__Supplied entries__
————

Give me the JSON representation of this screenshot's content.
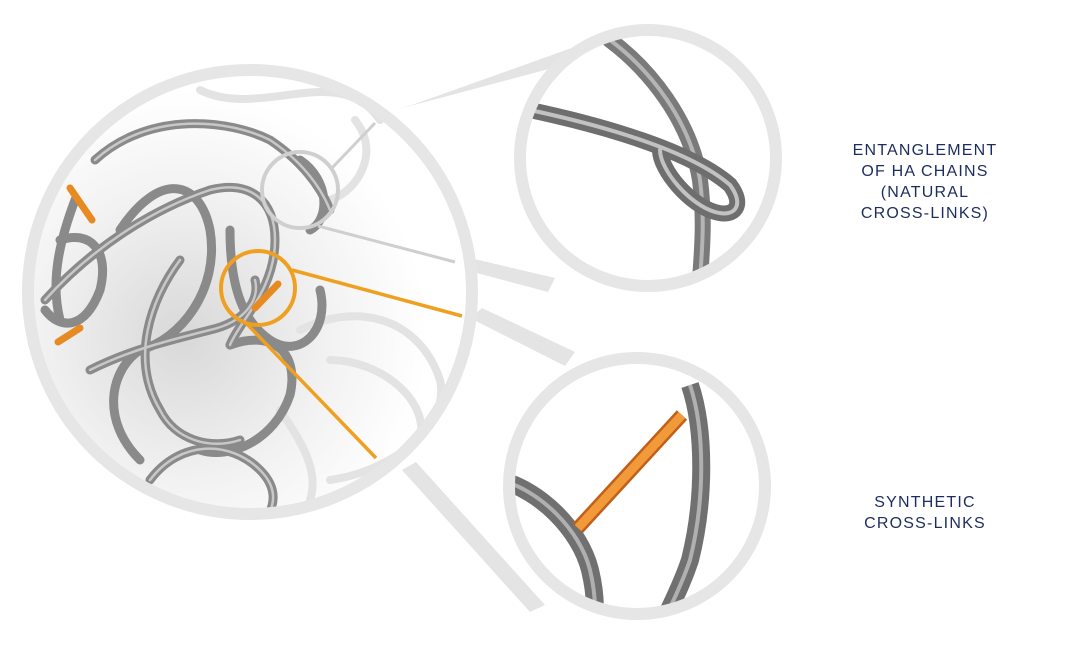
{
  "labels": {
    "natural": "ENTANGLEMENT\nOF HA CHAINS\n(NATURAL\nCROSS-LINKS)",
    "synthetic": "SYNTHETIC\nCROSS-LINKS"
  },
  "colors": {
    "caption_text": "#1d2c5e",
    "chain_gray": "#8a8a8a",
    "chain_highlight": "#c8c8c8",
    "cross_link_orange": "#f0a020",
    "callout_gray": "#dcdcdc",
    "lens_ring": "#e6e6e6"
  }
}
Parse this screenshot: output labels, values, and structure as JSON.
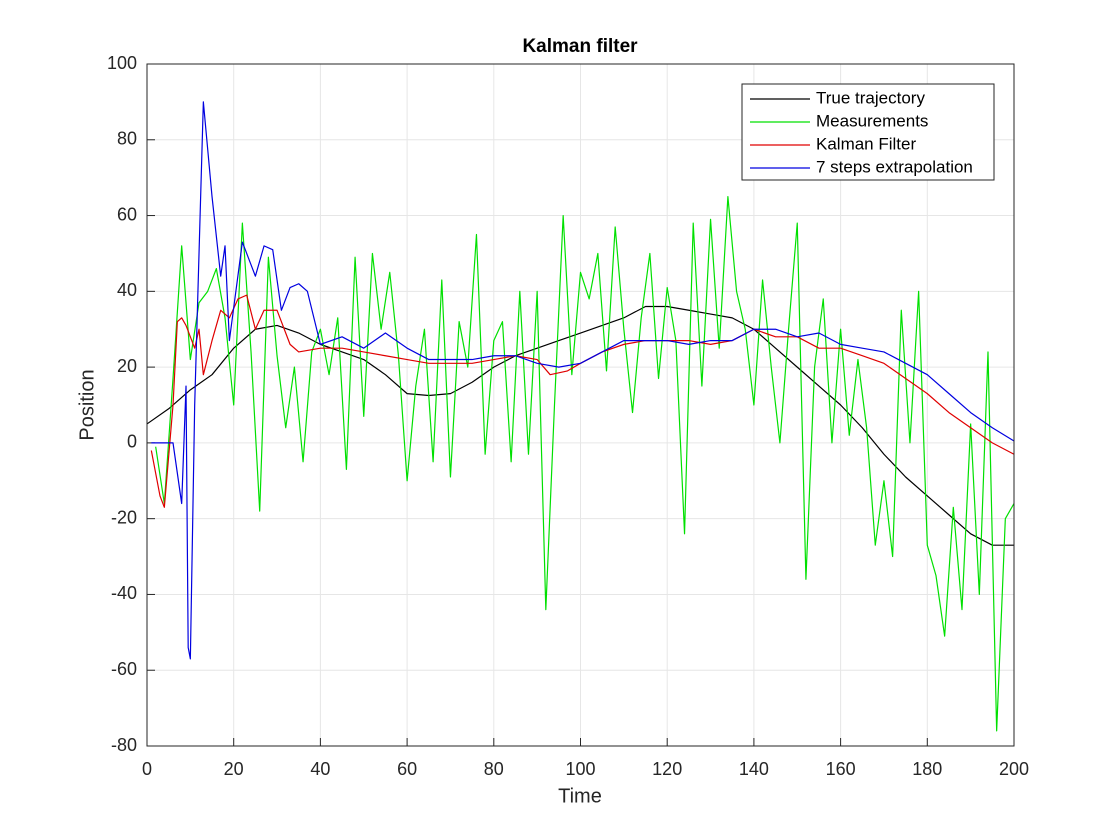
{
  "chart_data": {
    "type": "line",
    "title": "Kalman filter",
    "xlabel": "Time",
    "ylabel": "Position",
    "xlim": [
      0,
      200
    ],
    "ylim": [
      -80,
      100
    ],
    "xticks": [
      0,
      20,
      40,
      60,
      80,
      100,
      120,
      140,
      160,
      180,
      200
    ],
    "yticks": [
      -80,
      -60,
      -40,
      -20,
      0,
      20,
      40,
      60,
      80,
      100
    ],
    "grid": true,
    "legend": "northeast",
    "series": [
      {
        "name": "True trajectory",
        "color": "#000000",
        "x": [
          0,
          5,
          10,
          15,
          20,
          25,
          30,
          35,
          40,
          45,
          50,
          55,
          60,
          65,
          70,
          75,
          80,
          85,
          90,
          95,
          100,
          105,
          110,
          115,
          120,
          125,
          130,
          135,
          140,
          145,
          150,
          155,
          160,
          165,
          170,
          175,
          180,
          185,
          190,
          195,
          200
        ],
        "values": [
          5,
          9,
          14,
          18,
          25,
          30,
          31,
          29,
          26,
          24,
          22,
          18,
          13,
          12.5,
          13,
          16,
          20,
          23,
          25,
          27,
          29,
          31,
          33,
          36,
          36,
          35,
          34,
          33,
          30,
          25,
          20,
          15,
          10,
          4,
          -3,
          -9,
          -14,
          -19,
          -24,
          -27,
          -27
        ]
      },
      {
        "name": "Measurements",
        "color": "#00e000",
        "x": [
          2,
          4,
          6,
          8,
          10,
          12,
          14,
          16,
          18,
          20,
          22,
          24,
          26,
          28,
          30,
          32,
          34,
          36,
          38,
          40,
          42,
          44,
          46,
          48,
          50,
          52,
          54,
          56,
          58,
          60,
          62,
          64,
          66,
          68,
          70,
          72,
          74,
          76,
          78,
          80,
          82,
          84,
          86,
          88,
          90,
          92,
          94,
          96,
          98,
          100,
          102,
          104,
          106,
          108,
          110,
          112,
          114,
          116,
          118,
          120,
          122,
          124,
          126,
          128,
          130,
          132,
          134,
          136,
          138,
          140,
          142,
          144,
          146,
          148,
          150,
          152,
          154,
          156,
          158,
          160,
          162,
          164,
          166,
          168,
          170,
          172,
          174,
          176,
          178,
          180,
          182,
          184,
          186,
          188,
          190,
          192,
          194,
          196,
          198,
          200
        ],
        "values": [
          -1,
          -16,
          17,
          52,
          22,
          37,
          40,
          46,
          33,
          10,
          58,
          24,
          -18,
          49,
          23,
          4,
          20,
          -5,
          24,
          30,
          18,
          33,
          -7,
          49,
          7,
          50,
          30,
          45,
          23,
          -10,
          15,
          30,
          -5,
          43,
          -9,
          32,
          20,
          55,
          -3,
          27,
          32,
          -5,
          40,
          -3,
          40,
          -44,
          10,
          60,
          18,
          45,
          38,
          50,
          19,
          57,
          30,
          8,
          33,
          50,
          17,
          41,
          27,
          -24,
          58,
          15,
          59,
          25,
          65,
          40,
          30,
          10,
          43,
          20,
          0,
          30,
          58,
          -36,
          20,
          38,
          0,
          30,
          2,
          22,
          4,
          -27,
          -10,
          -30,
          35,
          0,
          40,
          -27,
          -35,
          -51,
          -17,
          -44,
          5,
          -40,
          24,
          -76,
          -20,
          -16
        ]
      },
      {
        "name": "Kalman Filter",
        "color": "#e00000",
        "x": [
          1,
          3,
          4,
          6,
          7,
          8,
          9,
          11,
          12,
          13,
          15,
          17,
          19,
          21,
          23,
          25,
          27,
          30,
          33,
          35,
          40,
          45,
          50,
          55,
          60,
          65,
          70,
          75,
          80,
          85,
          90,
          93,
          97,
          100,
          105,
          110,
          115,
          120,
          125,
          130,
          135,
          140,
          145,
          150,
          155,
          160,
          165,
          170,
          175,
          180,
          185,
          190,
          195,
          200
        ],
        "values": [
          -2,
          -14,
          -17,
          10,
          32,
          33,
          31,
          25,
          30,
          18,
          27,
          35,
          33,
          38,
          39,
          30,
          35,
          35,
          26,
          24,
          25,
          25,
          24,
          23,
          22,
          21,
          21,
          21,
          22,
          23,
          22,
          18,
          19,
          21,
          24,
          26,
          27,
          27,
          27,
          26,
          27,
          30,
          28,
          28,
          25,
          25,
          23,
          21,
          17,
          13,
          8,
          4,
          0,
          -3
        ]
      },
      {
        "name": "7 steps extrapolation",
        "color": "#0000e0",
        "x": [
          1,
          6,
          8,
          9,
          9.5,
          10,
          11,
          13,
          15,
          17,
          18,
          19,
          22,
          24,
          25,
          27,
          29,
          31,
          33,
          35,
          37,
          40,
          45,
          50,
          55,
          60,
          65,
          70,
          75,
          80,
          85,
          90,
          95,
          100,
          105,
          110,
          115,
          120,
          125,
          130,
          135,
          140,
          145,
          150,
          155,
          160,
          165,
          170,
          175,
          180,
          185,
          190,
          195,
          200
        ],
        "values": [
          0,
          0,
          -16,
          15,
          -54,
          -57,
          10,
          90,
          65,
          44,
          52,
          27,
          53,
          47,
          44,
          52,
          51,
          35,
          41,
          42,
          40,
          26,
          28,
          25,
          29,
          25,
          22,
          22,
          22,
          23,
          23,
          21,
          20,
          21,
          24,
          27,
          27,
          27,
          26,
          27,
          27,
          30,
          30,
          28,
          29,
          26,
          25,
          24,
          21,
          18,
          13,
          8,
          4,
          0.5
        ]
      }
    ]
  }
}
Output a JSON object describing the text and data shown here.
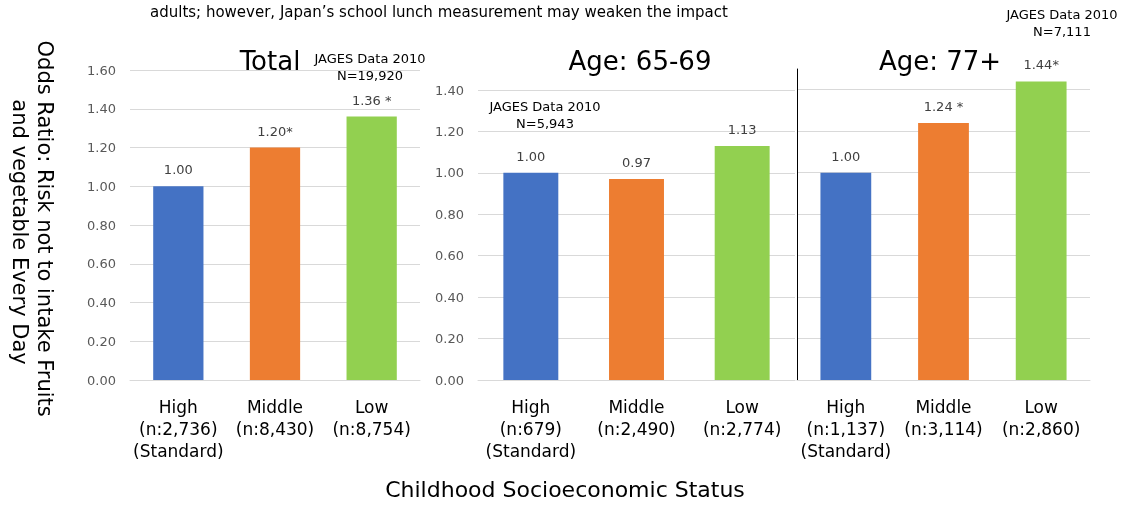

————

__Exercise description__
Locate all lines in the listing above with the word "nCROSS" and copy them.

__Finished exercise__
    "natural": "ENTANGLEMENT\nOF HA CHAINS\n(NATURAL\nCROSS-LINKS)",
    "synthetic": "SYNTHETIC\nCROSS-LINKS"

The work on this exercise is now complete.